**WHAT TO PRODUCE**.
Search the material for the word "name" and report each line where it turns up.

**INPUT RECORDS**.

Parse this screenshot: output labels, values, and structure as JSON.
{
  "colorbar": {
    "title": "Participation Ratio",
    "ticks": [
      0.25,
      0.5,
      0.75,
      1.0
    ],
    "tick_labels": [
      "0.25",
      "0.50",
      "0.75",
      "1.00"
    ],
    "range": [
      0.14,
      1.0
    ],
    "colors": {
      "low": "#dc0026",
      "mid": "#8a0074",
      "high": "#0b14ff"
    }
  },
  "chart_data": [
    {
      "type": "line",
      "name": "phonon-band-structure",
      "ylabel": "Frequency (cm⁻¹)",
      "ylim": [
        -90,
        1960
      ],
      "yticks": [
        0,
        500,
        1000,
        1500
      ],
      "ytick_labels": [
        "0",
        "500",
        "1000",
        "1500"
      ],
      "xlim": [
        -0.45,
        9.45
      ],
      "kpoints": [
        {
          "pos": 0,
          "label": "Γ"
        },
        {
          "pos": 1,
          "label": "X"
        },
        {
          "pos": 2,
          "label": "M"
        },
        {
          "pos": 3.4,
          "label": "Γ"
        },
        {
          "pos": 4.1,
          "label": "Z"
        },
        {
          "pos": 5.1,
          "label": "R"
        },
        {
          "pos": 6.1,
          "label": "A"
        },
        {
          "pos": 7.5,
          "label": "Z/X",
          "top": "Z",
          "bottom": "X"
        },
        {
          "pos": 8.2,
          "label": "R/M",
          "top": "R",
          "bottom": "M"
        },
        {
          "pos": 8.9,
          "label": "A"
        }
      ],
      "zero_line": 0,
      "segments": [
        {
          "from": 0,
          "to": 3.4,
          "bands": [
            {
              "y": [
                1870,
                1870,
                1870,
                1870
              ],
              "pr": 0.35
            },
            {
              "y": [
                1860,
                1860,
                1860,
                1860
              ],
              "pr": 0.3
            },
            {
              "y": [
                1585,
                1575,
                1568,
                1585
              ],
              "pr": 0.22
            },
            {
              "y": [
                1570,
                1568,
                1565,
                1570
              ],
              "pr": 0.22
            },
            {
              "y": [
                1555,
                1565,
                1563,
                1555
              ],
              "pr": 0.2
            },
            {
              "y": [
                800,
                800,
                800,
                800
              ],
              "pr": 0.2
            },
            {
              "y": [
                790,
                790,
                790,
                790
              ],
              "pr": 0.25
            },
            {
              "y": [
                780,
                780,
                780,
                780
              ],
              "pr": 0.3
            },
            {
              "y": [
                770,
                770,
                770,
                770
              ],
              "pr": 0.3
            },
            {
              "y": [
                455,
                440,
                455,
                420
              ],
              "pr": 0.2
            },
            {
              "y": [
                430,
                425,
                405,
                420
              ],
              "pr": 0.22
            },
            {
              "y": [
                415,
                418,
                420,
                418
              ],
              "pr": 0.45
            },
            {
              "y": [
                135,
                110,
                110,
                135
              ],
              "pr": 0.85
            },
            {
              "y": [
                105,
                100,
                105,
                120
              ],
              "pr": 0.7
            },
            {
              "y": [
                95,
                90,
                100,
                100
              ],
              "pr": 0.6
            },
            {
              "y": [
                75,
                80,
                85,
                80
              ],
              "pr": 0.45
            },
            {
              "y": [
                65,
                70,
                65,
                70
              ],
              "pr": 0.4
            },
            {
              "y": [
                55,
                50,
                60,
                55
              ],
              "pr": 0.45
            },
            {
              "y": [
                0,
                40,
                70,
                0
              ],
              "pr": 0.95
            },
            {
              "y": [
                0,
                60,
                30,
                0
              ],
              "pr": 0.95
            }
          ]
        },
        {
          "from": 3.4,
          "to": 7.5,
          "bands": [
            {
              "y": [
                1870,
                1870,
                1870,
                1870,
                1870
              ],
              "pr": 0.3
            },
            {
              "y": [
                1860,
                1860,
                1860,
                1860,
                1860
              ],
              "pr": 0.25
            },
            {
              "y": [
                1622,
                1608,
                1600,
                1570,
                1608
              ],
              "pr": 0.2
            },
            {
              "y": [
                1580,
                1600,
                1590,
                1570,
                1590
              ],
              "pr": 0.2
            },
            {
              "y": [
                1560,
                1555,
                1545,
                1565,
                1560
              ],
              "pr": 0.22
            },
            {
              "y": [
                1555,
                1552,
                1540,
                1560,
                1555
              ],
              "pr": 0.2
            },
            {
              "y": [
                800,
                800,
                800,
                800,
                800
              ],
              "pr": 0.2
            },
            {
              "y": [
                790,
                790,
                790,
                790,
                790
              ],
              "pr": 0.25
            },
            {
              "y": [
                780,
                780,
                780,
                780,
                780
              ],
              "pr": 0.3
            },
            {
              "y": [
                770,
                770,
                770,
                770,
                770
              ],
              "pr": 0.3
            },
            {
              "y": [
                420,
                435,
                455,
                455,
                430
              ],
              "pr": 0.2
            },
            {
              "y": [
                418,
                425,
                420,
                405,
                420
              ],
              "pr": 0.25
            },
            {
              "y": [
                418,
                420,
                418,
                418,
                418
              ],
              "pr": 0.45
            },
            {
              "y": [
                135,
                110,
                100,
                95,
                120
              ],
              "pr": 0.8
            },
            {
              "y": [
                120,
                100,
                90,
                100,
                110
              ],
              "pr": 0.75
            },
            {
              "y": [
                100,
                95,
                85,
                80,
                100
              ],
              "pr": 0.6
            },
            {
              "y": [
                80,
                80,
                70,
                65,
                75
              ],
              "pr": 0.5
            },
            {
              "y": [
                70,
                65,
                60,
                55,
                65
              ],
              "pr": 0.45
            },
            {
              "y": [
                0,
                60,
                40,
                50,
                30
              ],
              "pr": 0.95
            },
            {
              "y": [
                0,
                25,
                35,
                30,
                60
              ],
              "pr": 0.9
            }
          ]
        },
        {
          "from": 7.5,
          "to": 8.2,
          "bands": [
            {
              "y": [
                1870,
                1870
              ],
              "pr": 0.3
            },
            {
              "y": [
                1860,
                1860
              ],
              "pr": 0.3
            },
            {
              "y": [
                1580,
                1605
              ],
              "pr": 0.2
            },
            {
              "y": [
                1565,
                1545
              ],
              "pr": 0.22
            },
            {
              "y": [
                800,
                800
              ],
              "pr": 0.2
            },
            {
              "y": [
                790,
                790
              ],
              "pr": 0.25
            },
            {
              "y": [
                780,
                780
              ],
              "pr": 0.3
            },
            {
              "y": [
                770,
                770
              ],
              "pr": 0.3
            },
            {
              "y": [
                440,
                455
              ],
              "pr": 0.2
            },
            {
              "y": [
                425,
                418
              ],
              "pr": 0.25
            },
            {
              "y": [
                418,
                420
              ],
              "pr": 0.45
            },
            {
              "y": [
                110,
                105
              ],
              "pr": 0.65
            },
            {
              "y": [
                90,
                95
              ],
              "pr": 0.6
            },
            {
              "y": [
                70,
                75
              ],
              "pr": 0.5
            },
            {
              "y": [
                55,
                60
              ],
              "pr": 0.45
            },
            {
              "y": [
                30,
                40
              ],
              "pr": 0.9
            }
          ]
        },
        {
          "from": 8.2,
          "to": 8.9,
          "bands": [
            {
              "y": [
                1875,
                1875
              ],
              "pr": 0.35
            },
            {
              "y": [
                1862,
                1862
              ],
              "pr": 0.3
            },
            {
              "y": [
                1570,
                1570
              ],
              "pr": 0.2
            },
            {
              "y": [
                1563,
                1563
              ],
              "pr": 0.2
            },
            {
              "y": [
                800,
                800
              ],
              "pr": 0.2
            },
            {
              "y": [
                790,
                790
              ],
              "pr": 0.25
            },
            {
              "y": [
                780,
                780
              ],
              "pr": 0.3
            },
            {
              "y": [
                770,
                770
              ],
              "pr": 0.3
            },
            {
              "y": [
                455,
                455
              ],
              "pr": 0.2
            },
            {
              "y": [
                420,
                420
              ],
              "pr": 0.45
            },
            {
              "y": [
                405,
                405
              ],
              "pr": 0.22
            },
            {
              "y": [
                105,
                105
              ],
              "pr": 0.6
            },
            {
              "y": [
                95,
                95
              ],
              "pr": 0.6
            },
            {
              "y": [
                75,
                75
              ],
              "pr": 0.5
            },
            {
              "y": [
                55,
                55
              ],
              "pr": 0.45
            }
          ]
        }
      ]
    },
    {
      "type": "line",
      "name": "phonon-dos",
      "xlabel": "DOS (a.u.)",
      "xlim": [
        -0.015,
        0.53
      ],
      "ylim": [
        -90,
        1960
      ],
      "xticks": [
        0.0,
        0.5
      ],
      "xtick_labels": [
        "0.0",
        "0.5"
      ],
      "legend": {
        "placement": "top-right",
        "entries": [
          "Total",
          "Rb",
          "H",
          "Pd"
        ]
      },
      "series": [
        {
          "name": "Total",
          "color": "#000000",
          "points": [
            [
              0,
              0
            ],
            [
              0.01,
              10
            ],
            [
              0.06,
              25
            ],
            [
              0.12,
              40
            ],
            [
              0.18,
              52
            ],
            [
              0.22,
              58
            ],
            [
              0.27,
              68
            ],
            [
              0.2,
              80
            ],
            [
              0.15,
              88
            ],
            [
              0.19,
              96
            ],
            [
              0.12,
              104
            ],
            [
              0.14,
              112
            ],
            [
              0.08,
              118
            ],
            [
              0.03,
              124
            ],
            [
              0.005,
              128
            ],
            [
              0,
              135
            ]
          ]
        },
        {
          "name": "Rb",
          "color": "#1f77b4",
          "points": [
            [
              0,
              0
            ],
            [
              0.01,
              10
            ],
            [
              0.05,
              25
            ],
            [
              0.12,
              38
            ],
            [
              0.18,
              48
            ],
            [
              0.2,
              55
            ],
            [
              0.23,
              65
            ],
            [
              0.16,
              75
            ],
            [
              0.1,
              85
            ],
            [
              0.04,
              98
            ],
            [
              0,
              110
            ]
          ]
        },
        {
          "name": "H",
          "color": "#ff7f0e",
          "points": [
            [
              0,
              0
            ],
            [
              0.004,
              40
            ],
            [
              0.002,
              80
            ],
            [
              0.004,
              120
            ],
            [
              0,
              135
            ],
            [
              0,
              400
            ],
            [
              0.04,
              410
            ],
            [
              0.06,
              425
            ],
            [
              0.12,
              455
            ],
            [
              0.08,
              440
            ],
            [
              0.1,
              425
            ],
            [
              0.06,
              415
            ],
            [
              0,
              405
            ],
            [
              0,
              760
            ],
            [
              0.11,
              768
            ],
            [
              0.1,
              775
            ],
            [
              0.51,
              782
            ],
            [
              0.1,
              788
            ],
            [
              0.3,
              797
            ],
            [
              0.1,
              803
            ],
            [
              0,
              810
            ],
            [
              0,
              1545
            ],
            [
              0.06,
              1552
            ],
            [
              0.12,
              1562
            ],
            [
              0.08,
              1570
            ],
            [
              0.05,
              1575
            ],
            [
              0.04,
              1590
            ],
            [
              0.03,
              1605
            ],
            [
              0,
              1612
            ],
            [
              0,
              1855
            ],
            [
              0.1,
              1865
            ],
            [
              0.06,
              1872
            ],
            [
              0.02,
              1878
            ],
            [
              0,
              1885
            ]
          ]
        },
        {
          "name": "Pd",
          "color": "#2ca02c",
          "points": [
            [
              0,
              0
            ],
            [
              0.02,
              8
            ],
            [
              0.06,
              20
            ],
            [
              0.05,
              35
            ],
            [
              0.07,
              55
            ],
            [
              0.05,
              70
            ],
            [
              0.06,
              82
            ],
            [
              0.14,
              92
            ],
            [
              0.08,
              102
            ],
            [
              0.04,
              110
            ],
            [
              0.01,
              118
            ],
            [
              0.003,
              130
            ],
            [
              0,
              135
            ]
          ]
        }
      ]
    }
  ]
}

**EXERCISE RESPONSE**.
      "name": "phonon-band-structure",
      "name": "phonon-dos",
          "name": "Total",
          "name": "Rb",
          "name": "H",
          "name": "Pd",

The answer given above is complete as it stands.